Identify every line in the records below that contains the word "this", and reproduce each one.

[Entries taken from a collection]
----

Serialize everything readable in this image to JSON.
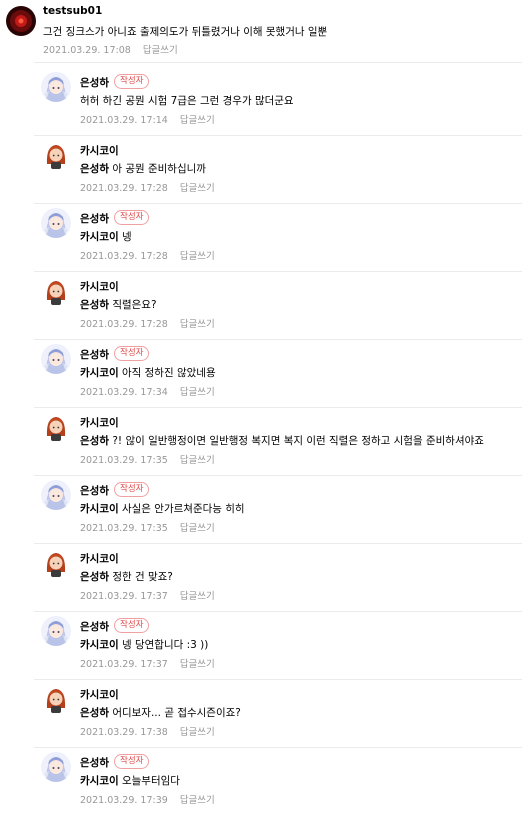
{
  "top_comment": {
    "nickname": "testsub01",
    "text": "그건 징크스가 아니죠 출제의도가 뒤틀렸거나 이해 못했거나 일뿐",
    "date": "2021.03.29. 17:08",
    "reply_label": "답글쓰기"
  },
  "writer_badge": "작성자",
  "replies": [
    {
      "nickname": "은성하",
      "writer": true,
      "mention": "",
      "text": "허허 하긴 공뭔 시험 7급은 그런 경우가 많더군요",
      "date": "2021.03.29. 17:14",
      "reply_label": "답글쓰기"
    },
    {
      "nickname": "카시코이",
      "writer": false,
      "mention": "은성하",
      "text": "아 공뭔 준비하십니까",
      "date": "2021.03.29. 17:28",
      "reply_label": "답글쓰기"
    },
    {
      "nickname": "은성하",
      "writer": true,
      "mention": "카시코이",
      "text": "넹",
      "date": "2021.03.29. 17:28",
      "reply_label": "답글쓰기"
    },
    {
      "nickname": "카시코이",
      "writer": false,
      "mention": "은성하",
      "text": "직렬은요?",
      "date": "2021.03.29. 17:28",
      "reply_label": "답글쓰기"
    },
    {
      "nickname": "은성하",
      "writer": true,
      "mention": "카시코이",
      "text": "아직 정하진 않았네용",
      "date": "2021.03.29. 17:34",
      "reply_label": "답글쓰기"
    },
    {
      "nickname": "카시코이",
      "writer": false,
      "mention": "은성하",
      "text": "?! 않이 일반행정이면 일반행정 복지면 복지 이런 직렬은 정하고 시험을 준비하셔야죠",
      "date": "2021.03.29. 17:35",
      "reply_label": "답글쓰기"
    },
    {
      "nickname": "은성하",
      "writer": true,
      "mention": "카시코이",
      "text": "사실은 안가르쳐준다능 히히",
      "date": "2021.03.29. 17:35",
      "reply_label": "답글쓰기"
    },
    {
      "nickname": "카시코이",
      "writer": false,
      "mention": "은성하",
      "text": "정한 건 맞죠?",
      "date": "2021.03.29. 17:37",
      "reply_label": "답글쓰기"
    },
    {
      "nickname": "은성하",
      "writer": true,
      "mention": "카시코이",
      "text": "넹 당연합니다 :3 ))",
      "date": "2021.03.29. 17:37",
      "reply_label": "답글쓰기"
    },
    {
      "nickname": "카시코이",
      "writer": false,
      "mention": "은성하",
      "text": "어디보자... 곧 접수시즌이죠?",
      "date": "2021.03.29. 17:38",
      "reply_label": "답글쓰기"
    },
    {
      "nickname": "은성하",
      "writer": true,
      "mention": "카시코이",
      "text": "오늘부터임다",
      "date": "2021.03.29. 17:39",
      "reply_label": "답글쓰기"
    }
  ],
  "colors": {
    "badge_red": "#e04a4a",
    "meta_gray": "#979797",
    "separator": "#ebebeb"
  }
}
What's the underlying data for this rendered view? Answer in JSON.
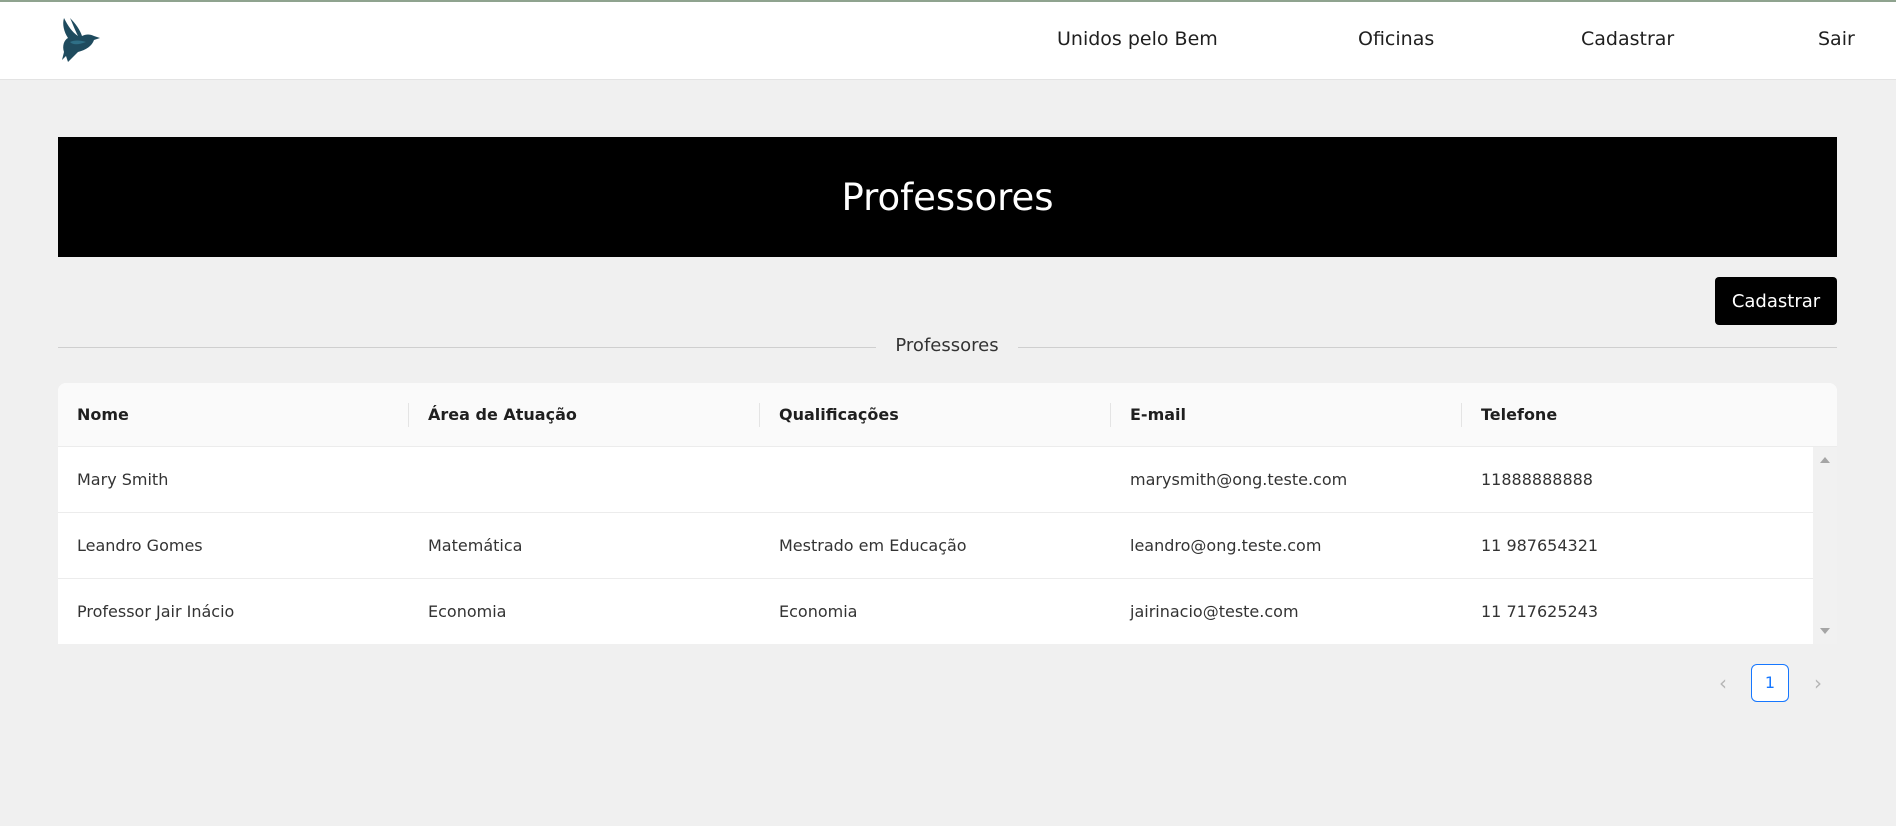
{
  "header": {
    "logo_icon": "dove-bird-icon",
    "nav": [
      "Unidos pelo Bem",
      "Oficinas",
      "Cadastrar",
      "Sair"
    ]
  },
  "banner": {
    "title": "Professores"
  },
  "actions": {
    "create_label": "Cadastrar"
  },
  "section": {
    "label": "Professores"
  },
  "table": {
    "columns": [
      "Nome",
      "Área de Atuação",
      "Qualificações",
      "E-mail",
      "Telefone"
    ],
    "rows": [
      [
        "Mary Smith",
        "",
        "",
        "marysmith@ong.teste.com",
        "11888888888"
      ],
      [
        "Leandro Gomes",
        "Matemática",
        "Mestrado em Educação",
        "leandro@ong.teste.com",
        "11 987654321"
      ],
      [
        "Professor Jair Inácio",
        "Economia",
        "Economia",
        "jairinacio@teste.com",
        "11 717625243"
      ]
    ]
  },
  "pagination": {
    "prev_icon": "chevron-left-icon",
    "next_icon": "chevron-right-icon",
    "current_page": "1"
  },
  "colors": {
    "accent": "#1677ff",
    "banner_bg": "#000000",
    "page_bg": "#f0f0f0"
  }
}
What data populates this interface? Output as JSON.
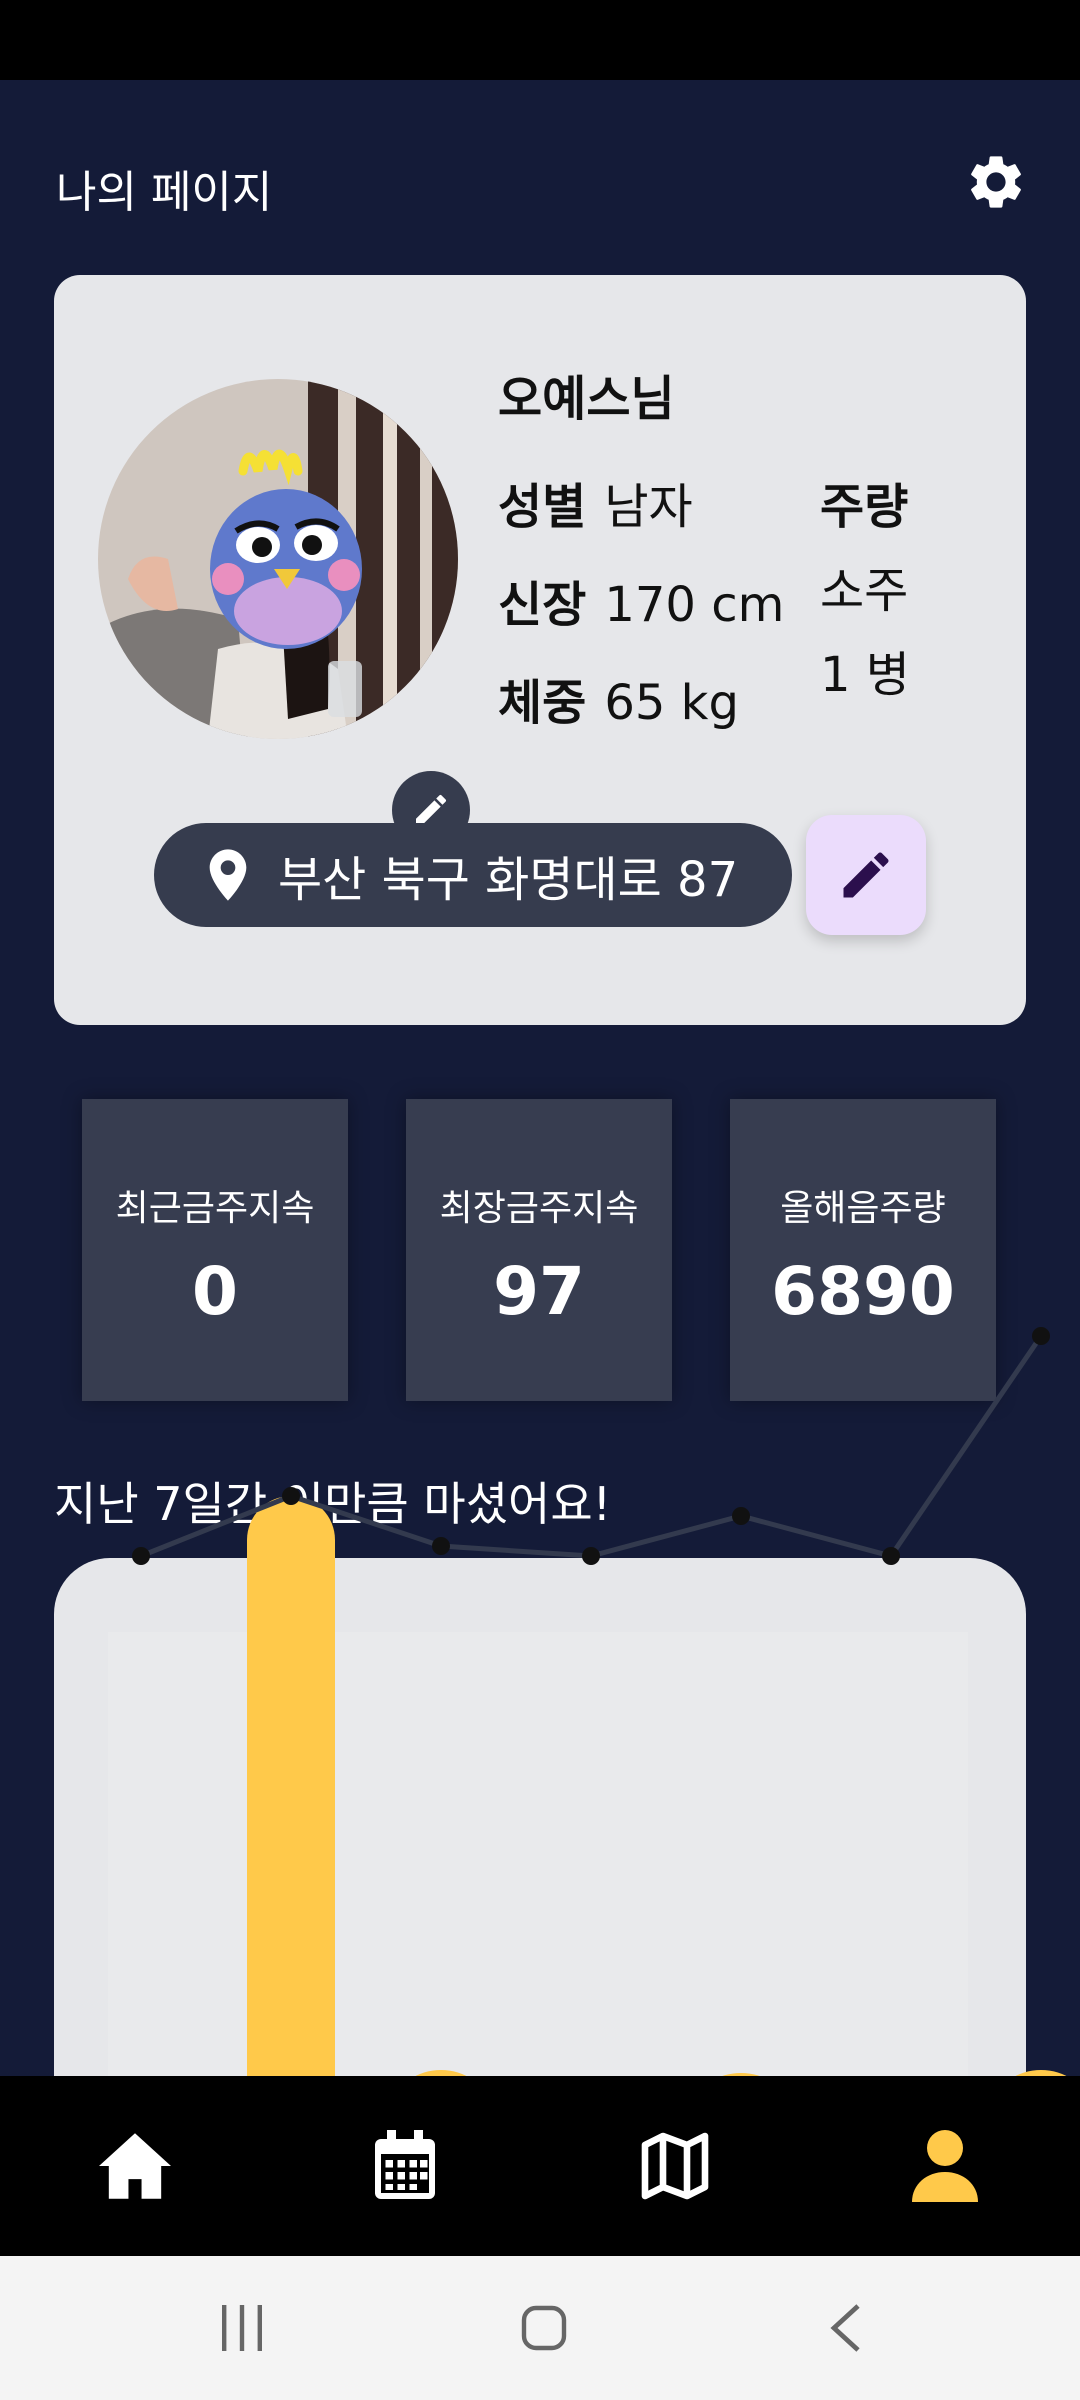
{
  "header": {
    "title": "나의 페이지"
  },
  "profile": {
    "nickname": "오예스님",
    "gender_label": "성별",
    "gender": "남자",
    "height_label": "신장",
    "height": "170 cm",
    "weight_label": "체중",
    "weight": "65 kg",
    "drink_label": "주량",
    "drink_type": "소주",
    "drink_amount": "1 병",
    "location": "부산 북구 화명대로 87"
  },
  "stats": [
    {
      "label": "최근금주지속",
      "value": "0"
    },
    {
      "label": "최장금주지속",
      "value": "97"
    },
    {
      "label": "올해음주량",
      "value": "6890"
    }
  ],
  "chart_title": "지난 7일간 이만큼 마셨어요!",
  "chart_data": {
    "type": "bar",
    "categories": [
      "",
      "",
      "",
      "",
      "",
      "",
      ""
    ],
    "series": [
      {
        "type": "line",
        "values": [
          52,
          58,
          53,
          52,
          56,
          52,
          74
        ]
      },
      {
        "type": "bar",
        "values": [
          null,
          58,
          0.6,
          null,
          0.3,
          null,
          0.6
        ]
      }
    ],
    "colors": {
      "line": "#333a4e",
      "bar": "#ffc94a"
    }
  },
  "nav": [
    {
      "icon": "home-icon",
      "active": false
    },
    {
      "icon": "calendar-icon",
      "active": false
    },
    {
      "icon": "map-icon",
      "active": false
    },
    {
      "icon": "person-icon",
      "active": true
    }
  ],
  "colors": {
    "background": "#141b38",
    "accent": "#ffc94a",
    "card": "#e6e7ea",
    "dark_card": "#373d50"
  }
}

----

◆ Written reply:
Serialize everything readable in this image to JSON.
What's the underlying data for this rendered view? Answer in JSON.
What data populates this interface? Output as JSON.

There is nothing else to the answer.